WRITTEN PROBLEM
Find each line holding "content" and copy it out.

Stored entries
* * * *

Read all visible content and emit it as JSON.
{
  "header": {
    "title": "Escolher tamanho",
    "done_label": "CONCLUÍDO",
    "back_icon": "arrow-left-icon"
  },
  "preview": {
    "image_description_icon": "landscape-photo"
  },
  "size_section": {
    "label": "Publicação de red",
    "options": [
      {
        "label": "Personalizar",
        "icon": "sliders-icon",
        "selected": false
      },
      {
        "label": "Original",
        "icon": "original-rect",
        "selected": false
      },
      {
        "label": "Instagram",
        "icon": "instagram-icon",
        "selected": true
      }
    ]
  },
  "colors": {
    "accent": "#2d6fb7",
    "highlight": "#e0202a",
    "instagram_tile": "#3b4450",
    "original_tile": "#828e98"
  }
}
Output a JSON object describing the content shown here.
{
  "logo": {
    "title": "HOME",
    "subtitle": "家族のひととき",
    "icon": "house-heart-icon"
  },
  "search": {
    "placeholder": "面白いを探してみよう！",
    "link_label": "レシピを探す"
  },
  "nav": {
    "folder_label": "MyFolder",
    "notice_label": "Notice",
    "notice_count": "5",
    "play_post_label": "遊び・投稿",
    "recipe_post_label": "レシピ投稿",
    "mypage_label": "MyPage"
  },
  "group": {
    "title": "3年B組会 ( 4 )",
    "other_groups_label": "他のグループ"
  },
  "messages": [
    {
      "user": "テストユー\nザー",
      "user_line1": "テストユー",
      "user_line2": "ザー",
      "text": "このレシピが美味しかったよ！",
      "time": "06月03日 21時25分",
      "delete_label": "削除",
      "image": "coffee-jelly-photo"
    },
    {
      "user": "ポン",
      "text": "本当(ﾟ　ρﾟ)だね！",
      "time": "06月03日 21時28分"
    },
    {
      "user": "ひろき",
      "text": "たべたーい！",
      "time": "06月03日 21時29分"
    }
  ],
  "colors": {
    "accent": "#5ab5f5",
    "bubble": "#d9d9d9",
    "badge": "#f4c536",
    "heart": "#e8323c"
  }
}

* * * *

EXERCISE SOLUTION
Read all visible content and emit it as JSON.
Output a JSON object describing the content shown here.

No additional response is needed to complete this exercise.